- [TASK TO CARRY OUT] Can you transcribe every record below exactly as it appears?
--------------------------------------------------
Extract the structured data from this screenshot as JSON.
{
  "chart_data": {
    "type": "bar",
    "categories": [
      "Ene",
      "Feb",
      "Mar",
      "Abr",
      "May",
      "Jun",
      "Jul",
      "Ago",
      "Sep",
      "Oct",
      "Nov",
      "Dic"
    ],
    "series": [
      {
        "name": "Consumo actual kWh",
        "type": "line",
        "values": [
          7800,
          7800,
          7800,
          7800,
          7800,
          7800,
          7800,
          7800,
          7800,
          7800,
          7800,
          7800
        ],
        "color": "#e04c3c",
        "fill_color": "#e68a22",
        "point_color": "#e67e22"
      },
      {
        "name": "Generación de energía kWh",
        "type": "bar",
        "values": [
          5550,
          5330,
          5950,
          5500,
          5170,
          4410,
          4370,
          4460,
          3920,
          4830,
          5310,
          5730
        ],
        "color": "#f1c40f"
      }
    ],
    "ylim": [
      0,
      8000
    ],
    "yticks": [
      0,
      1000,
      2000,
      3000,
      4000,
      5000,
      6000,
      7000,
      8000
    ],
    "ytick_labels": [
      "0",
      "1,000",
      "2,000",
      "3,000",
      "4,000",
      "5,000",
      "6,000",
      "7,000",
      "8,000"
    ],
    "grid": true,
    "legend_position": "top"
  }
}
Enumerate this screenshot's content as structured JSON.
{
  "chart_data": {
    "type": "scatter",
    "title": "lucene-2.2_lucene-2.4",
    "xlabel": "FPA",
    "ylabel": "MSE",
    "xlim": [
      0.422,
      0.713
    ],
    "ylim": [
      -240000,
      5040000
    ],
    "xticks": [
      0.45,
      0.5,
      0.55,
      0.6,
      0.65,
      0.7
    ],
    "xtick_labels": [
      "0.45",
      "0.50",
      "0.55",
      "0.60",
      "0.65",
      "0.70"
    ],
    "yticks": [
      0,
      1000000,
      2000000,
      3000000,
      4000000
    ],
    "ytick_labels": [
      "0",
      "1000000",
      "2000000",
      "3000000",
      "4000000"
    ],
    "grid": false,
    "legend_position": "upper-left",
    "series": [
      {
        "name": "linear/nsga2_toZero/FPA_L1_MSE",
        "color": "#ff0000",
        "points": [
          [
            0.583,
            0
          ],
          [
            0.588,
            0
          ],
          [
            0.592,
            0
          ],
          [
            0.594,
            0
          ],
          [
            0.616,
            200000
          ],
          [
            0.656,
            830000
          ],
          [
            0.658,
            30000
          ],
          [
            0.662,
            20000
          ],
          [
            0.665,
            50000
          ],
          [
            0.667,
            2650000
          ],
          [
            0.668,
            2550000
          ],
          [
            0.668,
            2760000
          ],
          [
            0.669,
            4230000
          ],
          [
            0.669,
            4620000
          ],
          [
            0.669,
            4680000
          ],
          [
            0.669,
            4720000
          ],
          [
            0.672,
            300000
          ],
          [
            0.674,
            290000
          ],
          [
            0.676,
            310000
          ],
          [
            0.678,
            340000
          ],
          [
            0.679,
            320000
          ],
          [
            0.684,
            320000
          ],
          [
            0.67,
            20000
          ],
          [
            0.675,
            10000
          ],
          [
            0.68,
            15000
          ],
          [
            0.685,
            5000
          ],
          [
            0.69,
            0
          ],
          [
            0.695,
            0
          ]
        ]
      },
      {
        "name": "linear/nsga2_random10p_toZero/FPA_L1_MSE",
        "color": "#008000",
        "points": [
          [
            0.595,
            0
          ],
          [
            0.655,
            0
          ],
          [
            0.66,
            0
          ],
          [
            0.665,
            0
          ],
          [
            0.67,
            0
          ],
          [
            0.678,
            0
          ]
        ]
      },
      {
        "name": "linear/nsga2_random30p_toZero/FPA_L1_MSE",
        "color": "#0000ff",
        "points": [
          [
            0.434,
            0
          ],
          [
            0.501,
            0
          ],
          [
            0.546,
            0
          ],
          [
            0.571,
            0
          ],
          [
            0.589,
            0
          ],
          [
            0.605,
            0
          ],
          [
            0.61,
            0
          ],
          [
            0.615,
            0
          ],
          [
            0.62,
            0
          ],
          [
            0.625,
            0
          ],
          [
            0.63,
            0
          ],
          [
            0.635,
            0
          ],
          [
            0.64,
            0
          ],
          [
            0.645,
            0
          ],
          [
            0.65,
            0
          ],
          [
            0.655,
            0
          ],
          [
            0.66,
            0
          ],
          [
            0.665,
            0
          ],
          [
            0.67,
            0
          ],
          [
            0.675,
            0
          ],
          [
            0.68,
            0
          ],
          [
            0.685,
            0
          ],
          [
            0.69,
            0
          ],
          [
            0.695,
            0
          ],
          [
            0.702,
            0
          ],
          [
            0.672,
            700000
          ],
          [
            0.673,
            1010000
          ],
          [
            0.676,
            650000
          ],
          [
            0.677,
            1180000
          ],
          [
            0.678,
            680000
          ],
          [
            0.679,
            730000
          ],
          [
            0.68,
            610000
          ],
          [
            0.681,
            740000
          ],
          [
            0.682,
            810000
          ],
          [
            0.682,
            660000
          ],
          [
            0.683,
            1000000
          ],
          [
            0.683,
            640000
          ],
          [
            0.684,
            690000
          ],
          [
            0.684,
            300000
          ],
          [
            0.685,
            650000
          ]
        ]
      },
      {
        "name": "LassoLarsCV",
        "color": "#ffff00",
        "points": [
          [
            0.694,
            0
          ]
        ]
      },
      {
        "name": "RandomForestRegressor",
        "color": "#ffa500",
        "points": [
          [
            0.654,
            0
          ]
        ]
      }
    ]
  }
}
--------------------------------------------------
- [RESULT]
Extract the structured data from this screenshot as JSON.
{
  "chart_data": {
    "type": "bar",
    "categories": [
      "Ene",
      "Feb",
      "Mar",
      "Abr",
      "May",
      "Jun",
      "Jul",
      "Ago",
      "Sep",
      "Oct",
      "Nov",
      "Dic"
    ],
    "series": [
      {
        "name": "Consumo actual kWh",
        "type": "line",
        "values": [
          7800,
          7800,
          7800,
          7800,
          7800,
          7800,
          7800,
          7800,
          7800,
          7800,
          7800,
          7800
        ],
        "color": "#e04c3c",
        "fill_color": "#e68a22",
        "point_color": "#e67e22"
      },
      {
        "name": "Generación de energía kWh",
        "type": "bar",
        "values": [
          5550,
          5330,
          5950,
          5500,
          5170,
          4410,
          4370,
          4460,
          3920,
          4830,
          5310,
          5730
        ],
        "color": "#f1c40f"
      }
    ],
    "ylim": [
      0,
      8000
    ],
    "yticks": [
      0,
      1000,
      2000,
      3000,
      4000,
      5000,
      6000,
      7000,
      8000
    ],
    "ytick_labels": [
      "0",
      "1,000",
      "2,000",
      "3,000",
      "4,000",
      "5,000",
      "6,000",
      "7,000",
      "8,000"
    ],
    "grid": true,
    "legend_position": "top"
  }
}
Enumerate this screenshot's content as structured JSON.
{
  "chart_data": {
    "type": "scatter",
    "title": "lucene-2.2_lucene-2.4",
    "xlabel": "FPA",
    "ylabel": "MSE",
    "xlim": [
      0.422,
      0.713
    ],
    "ylim": [
      -240000,
      5040000
    ],
    "xticks": [
      0.45,
      0.5,
      0.55,
      0.6,
      0.65,
      0.7
    ],
    "xtick_labels": [
      "0.45",
      "0.50",
      "0.55",
      "0.60",
      "0.65",
      "0.70"
    ],
    "yticks": [
      0,
      1000000,
      2000000,
      3000000,
      4000000
    ],
    "ytick_labels": [
      "0",
      "1000000",
      "2000000",
      "3000000",
      "4000000"
    ],
    "grid": false,
    "legend_position": "upper-left",
    "series": [
      {
        "name": "linear/nsga2_toZero/FPA_L1_MSE",
        "color": "#ff0000",
        "points": [
          [
            0.583,
            0
          ],
          [
            0.588,
            0
          ],
          [
            0.592,
            0
          ],
          [
            0.594,
            0
          ],
          [
            0.616,
            200000
          ],
          [
            0.656,
            830000
          ],
          [
            0.658,
            30000
          ],
          [
            0.662,
            20000
          ],
          [
            0.665,
            50000
          ],
          [
            0.667,
            2650000
          ],
          [
            0.668,
            2550000
          ],
          [
            0.668,
            2760000
          ],
          [
            0.669,
            4230000
          ],
          [
            0.669,
            4620000
          ],
          [
            0.669,
            4680000
          ],
          [
            0.669,
            4720000
          ],
          [
            0.672,
            300000
          ],
          [
            0.674,
            290000
          ],
          [
            0.676,
            310000
          ],
          [
            0.678,
            340000
          ],
          [
            0.679,
            320000
          ],
          [
            0.684,
            320000
          ],
          [
            0.67,
            20000
          ],
          [
            0.675,
            10000
          ],
          [
            0.68,
            15000
          ],
          [
            0.685,
            5000
          ],
          [
            0.69,
            0
          ],
          [
            0.695,
            0
          ]
        ]
      },
      {
        "name": "linear/nsga2_random10p_toZero/FPA_L1_MSE",
        "color": "#008000",
        "points": [
          [
            0.595,
            0
          ],
          [
            0.655,
            0
          ],
          [
            0.66,
            0
          ],
          [
            0.665,
            0
          ],
          [
            0.67,
            0
          ],
          [
            0.678,
            0
          ]
        ]
      },
      {
        "name": "linear/nsga2_random30p_toZero/FPA_L1_MSE",
        "color": "#0000ff",
        "points": [
          [
            0.434,
            0
          ],
          [
            0.501,
            0
          ],
          [
            0.546,
            0
          ],
          [
            0.571,
            0
          ],
          [
            0.589,
            0
          ],
          [
            0.605,
            0
          ],
          [
            0.61,
            0
          ],
          [
            0.615,
            0
          ],
          [
            0.62,
            0
          ],
          [
            0.625,
            0
          ],
          [
            0.63,
            0
          ],
          [
            0.635,
            0
          ],
          [
            0.64,
            0
          ],
          [
            0.645,
            0
          ],
          [
            0.65,
            0
          ],
          [
            0.655,
            0
          ],
          [
            0.66,
            0
          ],
          [
            0.665,
            0
          ],
          [
            0.67,
            0
          ],
          [
            0.675,
            0
          ],
          [
            0.68,
            0
          ],
          [
            0.685,
            0
          ],
          [
            0.69,
            0
          ],
          [
            0.695,
            0
          ],
          [
            0.702,
            0
          ],
          [
            0.672,
            700000
          ],
          [
            0.673,
            1010000
          ],
          [
            0.676,
            650000
          ],
          [
            0.677,
            1180000
          ],
          [
            0.678,
            680000
          ],
          [
            0.679,
            730000
          ],
          [
            0.68,
            610000
          ],
          [
            0.681,
            740000
          ],
          [
            0.682,
            810000
          ],
          [
            0.682,
            660000
          ],
          [
            0.683,
            1000000
          ],
          [
            0.683,
            640000
          ],
          [
            0.684,
            690000
          ],
          [
            0.684,
            300000
          ],
          [
            0.685,
            650000
          ]
        ]
      },
      {
        "name": "LassoLarsCV",
        "color": "#ffff00",
        "points": [
          [
            0.694,
            0
          ]
        ]
      },
      {
        "name": "RandomForestRegressor",
        "color": "#ffa500",
        "points": [
          [
            0.654,
            0
          ]
        ]
      }
    ]
  }
}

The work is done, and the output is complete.